** START DATA RECORDS **
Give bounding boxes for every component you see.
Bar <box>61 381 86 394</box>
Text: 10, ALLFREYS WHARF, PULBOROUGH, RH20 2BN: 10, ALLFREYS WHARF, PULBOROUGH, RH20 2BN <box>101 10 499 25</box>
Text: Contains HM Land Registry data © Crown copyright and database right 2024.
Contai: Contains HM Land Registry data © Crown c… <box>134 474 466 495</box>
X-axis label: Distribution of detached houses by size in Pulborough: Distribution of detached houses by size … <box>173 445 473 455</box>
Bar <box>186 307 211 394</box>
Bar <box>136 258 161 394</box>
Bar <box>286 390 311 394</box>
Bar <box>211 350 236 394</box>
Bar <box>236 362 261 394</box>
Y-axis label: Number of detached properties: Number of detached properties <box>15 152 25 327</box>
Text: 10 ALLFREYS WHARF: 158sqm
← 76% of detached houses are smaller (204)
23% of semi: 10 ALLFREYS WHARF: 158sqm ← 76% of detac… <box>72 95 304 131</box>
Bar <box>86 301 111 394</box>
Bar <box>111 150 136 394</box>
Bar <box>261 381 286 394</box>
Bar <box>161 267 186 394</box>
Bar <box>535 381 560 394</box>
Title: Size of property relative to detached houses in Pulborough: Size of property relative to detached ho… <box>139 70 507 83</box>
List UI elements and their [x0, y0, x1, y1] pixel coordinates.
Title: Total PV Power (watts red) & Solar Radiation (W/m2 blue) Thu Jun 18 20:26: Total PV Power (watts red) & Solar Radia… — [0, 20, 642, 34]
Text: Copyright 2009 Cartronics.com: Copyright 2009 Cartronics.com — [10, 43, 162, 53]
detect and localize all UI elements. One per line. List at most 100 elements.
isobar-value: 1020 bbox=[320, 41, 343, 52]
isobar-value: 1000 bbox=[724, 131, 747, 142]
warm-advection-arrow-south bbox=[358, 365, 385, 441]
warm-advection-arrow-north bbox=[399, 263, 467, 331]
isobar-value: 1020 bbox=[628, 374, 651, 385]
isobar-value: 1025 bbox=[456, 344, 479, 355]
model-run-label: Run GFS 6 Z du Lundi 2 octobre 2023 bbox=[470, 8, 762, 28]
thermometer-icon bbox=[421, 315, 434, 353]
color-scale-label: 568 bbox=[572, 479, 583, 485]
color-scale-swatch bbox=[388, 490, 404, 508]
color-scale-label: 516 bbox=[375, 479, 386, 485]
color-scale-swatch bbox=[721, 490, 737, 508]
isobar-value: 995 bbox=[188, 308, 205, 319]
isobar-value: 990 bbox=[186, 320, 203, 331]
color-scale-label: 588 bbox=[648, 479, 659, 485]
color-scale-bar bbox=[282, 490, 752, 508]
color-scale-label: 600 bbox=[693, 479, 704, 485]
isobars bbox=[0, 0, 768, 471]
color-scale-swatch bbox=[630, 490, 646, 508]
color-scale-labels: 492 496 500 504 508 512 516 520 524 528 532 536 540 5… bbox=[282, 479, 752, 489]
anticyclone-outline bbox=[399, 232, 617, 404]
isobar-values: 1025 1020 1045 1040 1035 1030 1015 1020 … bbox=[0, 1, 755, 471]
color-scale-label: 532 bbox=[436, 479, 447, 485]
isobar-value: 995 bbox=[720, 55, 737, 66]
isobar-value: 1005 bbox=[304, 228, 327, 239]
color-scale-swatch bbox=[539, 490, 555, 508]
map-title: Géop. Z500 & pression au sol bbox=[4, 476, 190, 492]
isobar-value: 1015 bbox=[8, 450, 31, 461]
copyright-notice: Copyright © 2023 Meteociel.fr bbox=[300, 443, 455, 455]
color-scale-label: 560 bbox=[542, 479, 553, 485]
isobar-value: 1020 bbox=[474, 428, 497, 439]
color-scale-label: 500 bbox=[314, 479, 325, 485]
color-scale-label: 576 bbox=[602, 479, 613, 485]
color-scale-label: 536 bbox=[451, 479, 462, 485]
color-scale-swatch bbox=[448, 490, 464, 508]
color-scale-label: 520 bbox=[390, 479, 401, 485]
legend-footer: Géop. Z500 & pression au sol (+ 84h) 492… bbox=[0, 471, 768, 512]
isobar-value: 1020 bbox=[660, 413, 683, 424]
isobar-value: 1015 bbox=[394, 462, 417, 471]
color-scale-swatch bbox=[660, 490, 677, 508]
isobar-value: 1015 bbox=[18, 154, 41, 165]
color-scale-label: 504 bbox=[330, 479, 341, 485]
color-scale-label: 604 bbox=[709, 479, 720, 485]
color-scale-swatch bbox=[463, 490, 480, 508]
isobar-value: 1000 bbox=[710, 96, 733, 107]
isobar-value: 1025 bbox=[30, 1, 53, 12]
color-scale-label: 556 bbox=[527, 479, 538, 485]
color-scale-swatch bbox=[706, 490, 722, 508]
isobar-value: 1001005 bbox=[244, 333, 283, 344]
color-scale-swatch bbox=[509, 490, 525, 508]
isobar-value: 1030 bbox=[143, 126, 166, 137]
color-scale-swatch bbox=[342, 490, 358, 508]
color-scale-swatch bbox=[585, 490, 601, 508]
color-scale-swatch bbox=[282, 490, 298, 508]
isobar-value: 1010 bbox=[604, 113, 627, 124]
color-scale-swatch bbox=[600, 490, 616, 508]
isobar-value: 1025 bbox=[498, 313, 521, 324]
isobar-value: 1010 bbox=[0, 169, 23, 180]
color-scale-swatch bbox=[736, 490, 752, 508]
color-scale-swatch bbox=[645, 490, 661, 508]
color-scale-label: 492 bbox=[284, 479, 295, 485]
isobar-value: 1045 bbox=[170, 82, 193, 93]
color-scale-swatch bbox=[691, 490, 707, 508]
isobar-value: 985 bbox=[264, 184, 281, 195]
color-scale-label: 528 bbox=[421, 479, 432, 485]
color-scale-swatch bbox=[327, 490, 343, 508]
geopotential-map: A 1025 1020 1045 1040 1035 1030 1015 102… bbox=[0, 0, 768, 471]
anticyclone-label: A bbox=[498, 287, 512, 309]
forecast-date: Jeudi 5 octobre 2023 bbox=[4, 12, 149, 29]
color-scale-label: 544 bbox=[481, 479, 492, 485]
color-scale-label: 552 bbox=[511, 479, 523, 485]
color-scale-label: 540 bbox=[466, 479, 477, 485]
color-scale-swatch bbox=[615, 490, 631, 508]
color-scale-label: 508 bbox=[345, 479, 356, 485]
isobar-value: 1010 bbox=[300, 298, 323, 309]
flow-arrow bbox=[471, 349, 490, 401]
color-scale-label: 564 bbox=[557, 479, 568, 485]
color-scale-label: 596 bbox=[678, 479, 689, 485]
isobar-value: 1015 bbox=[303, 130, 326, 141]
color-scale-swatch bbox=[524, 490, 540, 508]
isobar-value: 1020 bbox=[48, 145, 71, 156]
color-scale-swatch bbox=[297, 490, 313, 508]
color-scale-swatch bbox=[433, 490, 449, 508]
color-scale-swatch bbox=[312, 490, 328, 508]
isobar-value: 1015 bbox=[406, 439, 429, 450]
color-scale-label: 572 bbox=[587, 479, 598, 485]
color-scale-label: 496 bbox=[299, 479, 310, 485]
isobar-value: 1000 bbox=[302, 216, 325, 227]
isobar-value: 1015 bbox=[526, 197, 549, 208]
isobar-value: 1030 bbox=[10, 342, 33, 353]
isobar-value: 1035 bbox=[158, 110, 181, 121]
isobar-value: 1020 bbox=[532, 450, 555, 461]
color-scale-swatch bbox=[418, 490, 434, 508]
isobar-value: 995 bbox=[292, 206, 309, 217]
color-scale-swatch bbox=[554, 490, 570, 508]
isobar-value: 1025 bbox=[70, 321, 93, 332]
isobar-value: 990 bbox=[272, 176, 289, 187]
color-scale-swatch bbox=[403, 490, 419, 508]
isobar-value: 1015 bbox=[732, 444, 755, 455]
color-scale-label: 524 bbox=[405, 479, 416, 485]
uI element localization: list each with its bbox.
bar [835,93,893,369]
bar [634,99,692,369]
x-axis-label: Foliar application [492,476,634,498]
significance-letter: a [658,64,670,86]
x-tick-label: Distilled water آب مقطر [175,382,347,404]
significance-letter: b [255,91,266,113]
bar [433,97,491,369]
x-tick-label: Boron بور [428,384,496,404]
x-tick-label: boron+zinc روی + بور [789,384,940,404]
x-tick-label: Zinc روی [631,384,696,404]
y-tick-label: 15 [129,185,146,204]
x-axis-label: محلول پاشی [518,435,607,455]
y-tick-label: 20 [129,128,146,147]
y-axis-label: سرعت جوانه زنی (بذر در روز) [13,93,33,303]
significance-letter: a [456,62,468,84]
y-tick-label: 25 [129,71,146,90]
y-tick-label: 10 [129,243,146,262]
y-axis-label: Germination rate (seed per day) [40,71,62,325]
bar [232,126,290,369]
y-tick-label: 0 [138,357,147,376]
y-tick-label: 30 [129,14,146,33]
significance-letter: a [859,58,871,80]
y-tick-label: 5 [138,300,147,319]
** END DATA RECORDS **
### DESCRIPTION OF THE TASK
Pull out everything from the very first line of the entries down to the line containing "Bar <box>111 150 136 394</box>", both ends included, and reproduce those lines word for word.

### RESULT FOR THIS EXERCISE
Give bounding boxes for every component you see.
Bar <box>61 381 86 394</box>
Text: 10, ALLFREYS WHARF, PULBOROUGH, RH20 2BN: 10, ALLFREYS WHARF, PULBOROUGH, RH20 2BN <box>101 10 499 25</box>
Text: Contains HM Land Registry data © Crown copyright and database right 2024.
Contai: Contains HM Land Registry data © Crown c… <box>134 474 466 495</box>
X-axis label: Distribution of detached houses by size in Pulborough: Distribution of detached houses by size … <box>173 445 473 455</box>
Bar <box>186 307 211 394</box>
Bar <box>136 258 161 394</box>
Bar <box>286 390 311 394</box>
Bar <box>211 350 236 394</box>
Bar <box>236 362 261 394</box>
Y-axis label: Number of detached properties: Number of detached properties <box>15 152 25 327</box>
Text: 10 ALLFREYS WHARF: 158sqm
← 76% of detached houses are smaller (204)
23% of semi: 10 ALLFREYS WHARF: 158sqm ← 76% of detac… <box>72 95 304 131</box>
Bar <box>86 301 111 394</box>
Bar <box>111 150 136 394</box>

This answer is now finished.